■ Supplied records:
::::
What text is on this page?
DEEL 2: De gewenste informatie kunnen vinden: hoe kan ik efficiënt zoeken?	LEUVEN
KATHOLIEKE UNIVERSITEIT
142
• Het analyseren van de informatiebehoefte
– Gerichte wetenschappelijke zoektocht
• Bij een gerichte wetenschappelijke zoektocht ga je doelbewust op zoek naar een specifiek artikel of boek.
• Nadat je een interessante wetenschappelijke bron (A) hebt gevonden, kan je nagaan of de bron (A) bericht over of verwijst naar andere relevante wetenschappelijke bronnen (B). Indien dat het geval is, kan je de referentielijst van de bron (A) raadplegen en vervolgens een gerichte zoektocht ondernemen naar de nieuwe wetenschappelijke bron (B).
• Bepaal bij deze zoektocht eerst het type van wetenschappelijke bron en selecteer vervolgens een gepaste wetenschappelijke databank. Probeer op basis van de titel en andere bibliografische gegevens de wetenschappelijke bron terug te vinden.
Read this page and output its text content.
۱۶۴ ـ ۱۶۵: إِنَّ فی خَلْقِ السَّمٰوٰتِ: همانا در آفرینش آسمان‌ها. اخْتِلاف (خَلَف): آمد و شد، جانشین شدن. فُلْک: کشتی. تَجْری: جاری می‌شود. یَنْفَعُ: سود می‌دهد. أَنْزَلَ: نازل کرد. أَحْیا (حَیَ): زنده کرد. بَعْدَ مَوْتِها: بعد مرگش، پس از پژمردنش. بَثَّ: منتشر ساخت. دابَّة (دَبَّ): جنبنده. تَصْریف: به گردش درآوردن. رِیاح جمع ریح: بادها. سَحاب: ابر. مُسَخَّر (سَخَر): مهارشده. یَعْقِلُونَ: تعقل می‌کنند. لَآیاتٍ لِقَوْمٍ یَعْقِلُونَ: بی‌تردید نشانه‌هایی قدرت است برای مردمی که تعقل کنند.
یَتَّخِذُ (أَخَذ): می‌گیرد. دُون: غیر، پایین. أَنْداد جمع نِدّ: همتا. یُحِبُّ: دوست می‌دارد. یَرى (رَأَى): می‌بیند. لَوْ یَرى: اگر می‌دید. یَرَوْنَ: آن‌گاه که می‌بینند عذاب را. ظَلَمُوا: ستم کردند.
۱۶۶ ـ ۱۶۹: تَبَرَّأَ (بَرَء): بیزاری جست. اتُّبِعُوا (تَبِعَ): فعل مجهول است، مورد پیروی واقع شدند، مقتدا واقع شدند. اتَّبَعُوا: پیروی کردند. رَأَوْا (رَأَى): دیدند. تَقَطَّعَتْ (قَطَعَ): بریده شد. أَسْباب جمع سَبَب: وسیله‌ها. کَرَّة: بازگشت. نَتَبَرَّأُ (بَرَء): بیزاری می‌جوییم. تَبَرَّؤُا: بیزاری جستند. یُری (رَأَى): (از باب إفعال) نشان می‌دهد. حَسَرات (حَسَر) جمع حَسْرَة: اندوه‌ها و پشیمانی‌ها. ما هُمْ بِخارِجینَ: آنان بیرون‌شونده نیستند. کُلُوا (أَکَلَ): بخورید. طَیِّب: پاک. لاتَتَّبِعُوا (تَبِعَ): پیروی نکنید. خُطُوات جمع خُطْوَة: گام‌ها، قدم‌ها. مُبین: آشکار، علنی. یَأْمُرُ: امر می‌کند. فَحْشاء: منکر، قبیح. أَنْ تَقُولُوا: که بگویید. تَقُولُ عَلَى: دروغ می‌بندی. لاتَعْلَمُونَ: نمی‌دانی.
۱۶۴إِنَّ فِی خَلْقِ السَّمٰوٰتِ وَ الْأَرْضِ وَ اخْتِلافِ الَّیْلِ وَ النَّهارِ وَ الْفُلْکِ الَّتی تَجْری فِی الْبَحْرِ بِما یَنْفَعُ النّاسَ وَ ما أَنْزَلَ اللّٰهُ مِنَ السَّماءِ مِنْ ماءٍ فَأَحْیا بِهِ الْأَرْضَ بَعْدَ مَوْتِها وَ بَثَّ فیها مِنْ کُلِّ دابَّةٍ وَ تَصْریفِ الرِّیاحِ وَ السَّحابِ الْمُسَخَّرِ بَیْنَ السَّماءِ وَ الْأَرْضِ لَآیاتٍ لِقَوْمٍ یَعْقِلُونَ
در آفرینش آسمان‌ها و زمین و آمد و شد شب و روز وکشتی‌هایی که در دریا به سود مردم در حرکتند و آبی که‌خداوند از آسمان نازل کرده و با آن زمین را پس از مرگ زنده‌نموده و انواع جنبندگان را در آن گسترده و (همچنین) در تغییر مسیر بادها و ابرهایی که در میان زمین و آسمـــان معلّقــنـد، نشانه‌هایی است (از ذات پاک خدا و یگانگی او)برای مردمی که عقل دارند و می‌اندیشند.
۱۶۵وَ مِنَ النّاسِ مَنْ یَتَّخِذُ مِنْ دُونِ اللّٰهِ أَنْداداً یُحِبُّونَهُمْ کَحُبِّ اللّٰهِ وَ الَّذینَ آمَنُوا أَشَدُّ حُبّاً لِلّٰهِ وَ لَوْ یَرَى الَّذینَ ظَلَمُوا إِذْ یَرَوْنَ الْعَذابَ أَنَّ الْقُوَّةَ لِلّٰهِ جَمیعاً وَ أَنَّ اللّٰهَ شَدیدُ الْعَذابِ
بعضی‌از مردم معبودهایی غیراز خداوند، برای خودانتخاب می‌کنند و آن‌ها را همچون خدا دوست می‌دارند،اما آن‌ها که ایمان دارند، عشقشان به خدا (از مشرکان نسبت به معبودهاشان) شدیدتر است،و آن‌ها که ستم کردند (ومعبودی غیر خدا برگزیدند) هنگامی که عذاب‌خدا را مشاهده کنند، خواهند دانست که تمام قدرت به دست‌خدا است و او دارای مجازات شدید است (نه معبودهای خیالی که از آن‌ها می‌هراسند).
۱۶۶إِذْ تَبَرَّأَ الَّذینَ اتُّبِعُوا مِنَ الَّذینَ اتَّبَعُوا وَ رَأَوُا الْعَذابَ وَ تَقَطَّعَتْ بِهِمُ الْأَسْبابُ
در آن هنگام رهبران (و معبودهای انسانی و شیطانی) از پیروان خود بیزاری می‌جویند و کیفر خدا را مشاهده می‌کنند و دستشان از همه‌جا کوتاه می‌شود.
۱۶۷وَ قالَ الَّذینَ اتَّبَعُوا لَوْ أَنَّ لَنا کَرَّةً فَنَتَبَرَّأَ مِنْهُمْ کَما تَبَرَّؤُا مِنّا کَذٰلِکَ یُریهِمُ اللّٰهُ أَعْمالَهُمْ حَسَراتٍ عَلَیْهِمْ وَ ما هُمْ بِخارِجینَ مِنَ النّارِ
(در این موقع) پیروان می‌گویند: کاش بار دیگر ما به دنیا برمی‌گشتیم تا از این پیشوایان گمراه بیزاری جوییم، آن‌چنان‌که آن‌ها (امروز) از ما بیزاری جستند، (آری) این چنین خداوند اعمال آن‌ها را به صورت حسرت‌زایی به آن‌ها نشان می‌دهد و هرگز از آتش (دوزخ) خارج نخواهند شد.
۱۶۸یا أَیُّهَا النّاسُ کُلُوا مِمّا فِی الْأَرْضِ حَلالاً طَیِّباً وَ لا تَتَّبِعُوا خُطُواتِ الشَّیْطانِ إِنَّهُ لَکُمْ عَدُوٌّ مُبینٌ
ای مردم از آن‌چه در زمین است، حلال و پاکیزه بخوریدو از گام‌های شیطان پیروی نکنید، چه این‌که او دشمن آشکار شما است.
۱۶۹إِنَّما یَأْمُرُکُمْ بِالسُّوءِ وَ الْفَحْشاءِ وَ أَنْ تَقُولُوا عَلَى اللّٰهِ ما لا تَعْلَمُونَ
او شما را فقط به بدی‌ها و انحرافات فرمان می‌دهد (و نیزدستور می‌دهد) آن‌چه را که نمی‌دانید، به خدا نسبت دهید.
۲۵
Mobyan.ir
::::
■ What you need to do:
From the data above, copy out every line with the string "vinden" in it.

■ Response to this exercise:
DEEL 2: De gewenste informatie kunnen vinden: hoe kan ik efficiënt zoeken?	LEUVEN
• Bepaal bij deze zoektocht eerst het type van wetenschappelijke bron en selecteer vervolgens een gepaste wetenschappelijke databank. Probeer op basis van de titel en andere bibliografische gegevens de wetenschappelijke bron terug te vinden.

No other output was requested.